Work to do
Each line that holds the word "joint" counts once; give the total number of such lines and nothing else.

● ● ● ●

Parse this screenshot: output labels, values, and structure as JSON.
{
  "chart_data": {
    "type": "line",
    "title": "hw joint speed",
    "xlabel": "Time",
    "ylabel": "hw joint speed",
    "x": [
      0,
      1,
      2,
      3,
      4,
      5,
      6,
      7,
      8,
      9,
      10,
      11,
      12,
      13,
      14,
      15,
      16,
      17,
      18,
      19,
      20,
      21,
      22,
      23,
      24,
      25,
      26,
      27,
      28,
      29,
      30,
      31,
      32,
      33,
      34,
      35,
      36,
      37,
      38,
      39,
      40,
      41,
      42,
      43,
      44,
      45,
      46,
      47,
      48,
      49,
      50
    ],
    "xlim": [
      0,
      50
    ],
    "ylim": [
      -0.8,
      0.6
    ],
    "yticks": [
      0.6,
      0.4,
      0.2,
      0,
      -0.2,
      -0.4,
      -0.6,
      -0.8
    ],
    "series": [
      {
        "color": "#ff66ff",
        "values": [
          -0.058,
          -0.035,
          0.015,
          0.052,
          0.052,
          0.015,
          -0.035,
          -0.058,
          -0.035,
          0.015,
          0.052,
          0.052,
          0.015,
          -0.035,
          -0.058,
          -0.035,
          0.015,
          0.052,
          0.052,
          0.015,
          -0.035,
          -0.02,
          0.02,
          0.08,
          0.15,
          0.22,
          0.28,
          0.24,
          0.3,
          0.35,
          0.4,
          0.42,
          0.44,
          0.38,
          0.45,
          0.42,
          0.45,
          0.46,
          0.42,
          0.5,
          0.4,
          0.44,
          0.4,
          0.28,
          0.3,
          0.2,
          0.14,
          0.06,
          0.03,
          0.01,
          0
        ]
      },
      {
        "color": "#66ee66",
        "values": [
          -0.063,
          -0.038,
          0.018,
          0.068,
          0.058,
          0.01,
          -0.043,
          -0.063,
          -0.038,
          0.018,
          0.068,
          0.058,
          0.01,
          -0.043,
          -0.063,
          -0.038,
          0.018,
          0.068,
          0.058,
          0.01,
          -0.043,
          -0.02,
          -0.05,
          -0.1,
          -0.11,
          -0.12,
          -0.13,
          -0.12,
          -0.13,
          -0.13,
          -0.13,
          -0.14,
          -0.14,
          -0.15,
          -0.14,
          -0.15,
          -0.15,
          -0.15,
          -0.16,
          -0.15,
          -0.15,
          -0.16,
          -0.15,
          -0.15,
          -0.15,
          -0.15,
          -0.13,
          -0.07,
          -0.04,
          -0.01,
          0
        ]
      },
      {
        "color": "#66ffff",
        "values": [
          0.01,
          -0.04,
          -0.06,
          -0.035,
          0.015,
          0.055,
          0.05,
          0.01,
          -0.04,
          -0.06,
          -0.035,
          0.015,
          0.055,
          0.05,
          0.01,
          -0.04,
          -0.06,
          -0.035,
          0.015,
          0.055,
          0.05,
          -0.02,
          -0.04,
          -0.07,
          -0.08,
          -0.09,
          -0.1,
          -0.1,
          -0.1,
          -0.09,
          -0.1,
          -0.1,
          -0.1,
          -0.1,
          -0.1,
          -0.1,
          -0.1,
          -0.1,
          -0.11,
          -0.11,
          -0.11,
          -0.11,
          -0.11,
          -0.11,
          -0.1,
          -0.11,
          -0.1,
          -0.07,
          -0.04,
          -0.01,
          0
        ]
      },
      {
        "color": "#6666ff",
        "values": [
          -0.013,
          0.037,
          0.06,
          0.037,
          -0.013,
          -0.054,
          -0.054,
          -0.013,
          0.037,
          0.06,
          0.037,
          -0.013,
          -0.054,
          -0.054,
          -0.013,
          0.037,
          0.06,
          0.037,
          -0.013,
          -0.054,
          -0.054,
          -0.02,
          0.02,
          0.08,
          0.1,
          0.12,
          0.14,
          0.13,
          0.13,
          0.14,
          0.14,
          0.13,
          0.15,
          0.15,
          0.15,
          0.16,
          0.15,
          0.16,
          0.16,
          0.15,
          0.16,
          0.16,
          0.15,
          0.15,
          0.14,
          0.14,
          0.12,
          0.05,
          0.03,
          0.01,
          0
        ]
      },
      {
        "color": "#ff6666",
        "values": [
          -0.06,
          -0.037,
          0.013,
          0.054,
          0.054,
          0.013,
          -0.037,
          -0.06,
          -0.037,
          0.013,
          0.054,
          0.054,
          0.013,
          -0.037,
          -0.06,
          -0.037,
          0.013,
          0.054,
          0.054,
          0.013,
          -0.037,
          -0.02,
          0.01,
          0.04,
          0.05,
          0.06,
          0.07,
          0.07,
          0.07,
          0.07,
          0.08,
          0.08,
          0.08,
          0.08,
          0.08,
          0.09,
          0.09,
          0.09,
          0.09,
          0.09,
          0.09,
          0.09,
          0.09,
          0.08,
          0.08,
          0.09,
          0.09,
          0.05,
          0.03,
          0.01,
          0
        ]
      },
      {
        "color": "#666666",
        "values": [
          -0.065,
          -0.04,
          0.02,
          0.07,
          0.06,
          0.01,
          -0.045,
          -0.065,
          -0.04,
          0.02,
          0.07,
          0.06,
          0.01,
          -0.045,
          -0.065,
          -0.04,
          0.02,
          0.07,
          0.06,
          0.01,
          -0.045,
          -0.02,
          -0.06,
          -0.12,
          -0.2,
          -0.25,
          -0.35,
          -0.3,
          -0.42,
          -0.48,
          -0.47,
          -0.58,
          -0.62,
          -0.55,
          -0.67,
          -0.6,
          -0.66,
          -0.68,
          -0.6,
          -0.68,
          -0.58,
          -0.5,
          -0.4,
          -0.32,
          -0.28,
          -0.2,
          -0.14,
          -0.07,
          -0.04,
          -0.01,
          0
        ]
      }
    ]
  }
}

● ● ● ●

Correct response
2